───── Records provided

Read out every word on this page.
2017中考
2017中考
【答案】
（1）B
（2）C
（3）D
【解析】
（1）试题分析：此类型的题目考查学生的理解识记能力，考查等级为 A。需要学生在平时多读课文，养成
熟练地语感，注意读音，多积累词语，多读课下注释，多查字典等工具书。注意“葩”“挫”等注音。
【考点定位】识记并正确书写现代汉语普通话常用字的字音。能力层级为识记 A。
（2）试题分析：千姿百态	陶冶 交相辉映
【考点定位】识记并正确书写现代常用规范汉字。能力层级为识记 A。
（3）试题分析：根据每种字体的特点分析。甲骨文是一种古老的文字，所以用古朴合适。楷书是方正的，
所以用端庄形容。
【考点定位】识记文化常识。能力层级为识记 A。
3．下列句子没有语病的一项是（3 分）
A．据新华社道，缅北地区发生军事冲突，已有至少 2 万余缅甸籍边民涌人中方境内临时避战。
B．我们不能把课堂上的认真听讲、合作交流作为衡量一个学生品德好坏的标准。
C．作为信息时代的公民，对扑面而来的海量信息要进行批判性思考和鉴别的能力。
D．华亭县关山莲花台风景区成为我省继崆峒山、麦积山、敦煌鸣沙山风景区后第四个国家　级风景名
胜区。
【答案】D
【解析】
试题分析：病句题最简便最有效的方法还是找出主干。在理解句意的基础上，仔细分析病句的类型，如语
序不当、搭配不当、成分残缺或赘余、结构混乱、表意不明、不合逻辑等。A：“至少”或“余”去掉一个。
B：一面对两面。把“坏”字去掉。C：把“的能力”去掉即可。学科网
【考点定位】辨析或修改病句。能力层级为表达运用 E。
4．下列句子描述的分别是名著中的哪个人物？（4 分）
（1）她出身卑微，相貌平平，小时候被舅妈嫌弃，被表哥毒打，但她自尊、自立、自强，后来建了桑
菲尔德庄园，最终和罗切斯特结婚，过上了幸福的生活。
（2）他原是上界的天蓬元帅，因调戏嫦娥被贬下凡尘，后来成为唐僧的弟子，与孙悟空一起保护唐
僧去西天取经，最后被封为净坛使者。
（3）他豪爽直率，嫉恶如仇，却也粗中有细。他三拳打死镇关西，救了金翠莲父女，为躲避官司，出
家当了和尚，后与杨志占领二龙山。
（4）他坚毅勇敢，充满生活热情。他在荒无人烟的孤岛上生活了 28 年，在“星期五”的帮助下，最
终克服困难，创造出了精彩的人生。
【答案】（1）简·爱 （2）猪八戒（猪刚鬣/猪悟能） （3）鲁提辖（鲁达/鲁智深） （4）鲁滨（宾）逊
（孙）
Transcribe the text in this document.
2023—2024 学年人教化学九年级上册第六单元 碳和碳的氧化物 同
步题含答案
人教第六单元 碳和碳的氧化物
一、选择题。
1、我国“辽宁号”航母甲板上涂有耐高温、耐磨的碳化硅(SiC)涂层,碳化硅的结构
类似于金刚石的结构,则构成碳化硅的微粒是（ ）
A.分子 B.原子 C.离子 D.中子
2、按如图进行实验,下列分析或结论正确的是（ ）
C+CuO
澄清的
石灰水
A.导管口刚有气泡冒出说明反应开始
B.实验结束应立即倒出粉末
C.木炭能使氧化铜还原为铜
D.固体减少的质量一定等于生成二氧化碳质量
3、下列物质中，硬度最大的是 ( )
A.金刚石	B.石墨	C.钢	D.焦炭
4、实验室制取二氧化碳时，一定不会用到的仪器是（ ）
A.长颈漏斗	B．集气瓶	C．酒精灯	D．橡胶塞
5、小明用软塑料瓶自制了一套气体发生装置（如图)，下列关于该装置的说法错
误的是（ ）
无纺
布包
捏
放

──────────

What the exercise asks: Extract, exactly as they appear, the lines from the one containing "Transcribe the text in this document." through the final line.

Exercise response:
Transcribe the text in this document.
2023—2024 学年人教化学九年级上册第六单元 碳和碳的氧化物 同
步题含答案
人教第六单元 碳和碳的氧化物
一、选择题。
1、我国“辽宁号”航母甲板上涂有耐高温、耐磨的碳化硅(SiC)涂层,碳化硅的结构
类似于金刚石的结构,则构成碳化硅的微粒是（ ）
A.分子 B.原子 C.离子 D.中子
2、按如图进行实验,下列分析或结论正确的是（ ）
C+CuO
澄清的
石灰水
A.导管口刚有气泡冒出说明反应开始
B.实验结束应立即倒出粉末
C.木炭能使氧化铜还原为铜
D.固体减少的质量一定等于生成二氧化碳质量
3、下列物质中，硬度最大的是 ( )
A.金刚石	B.石墨	C.钢	D.焦炭
4、实验室制取二氧化碳时，一定不会用到的仪器是（ ）
A.长颈漏斗	B．集气瓶	C．酒精灯	D．橡胶塞
5、小明用软塑料瓶自制了一套气体发生装置（如图)，下列关于该装置的说法错
误的是（ ）
无纺
布包
捏
放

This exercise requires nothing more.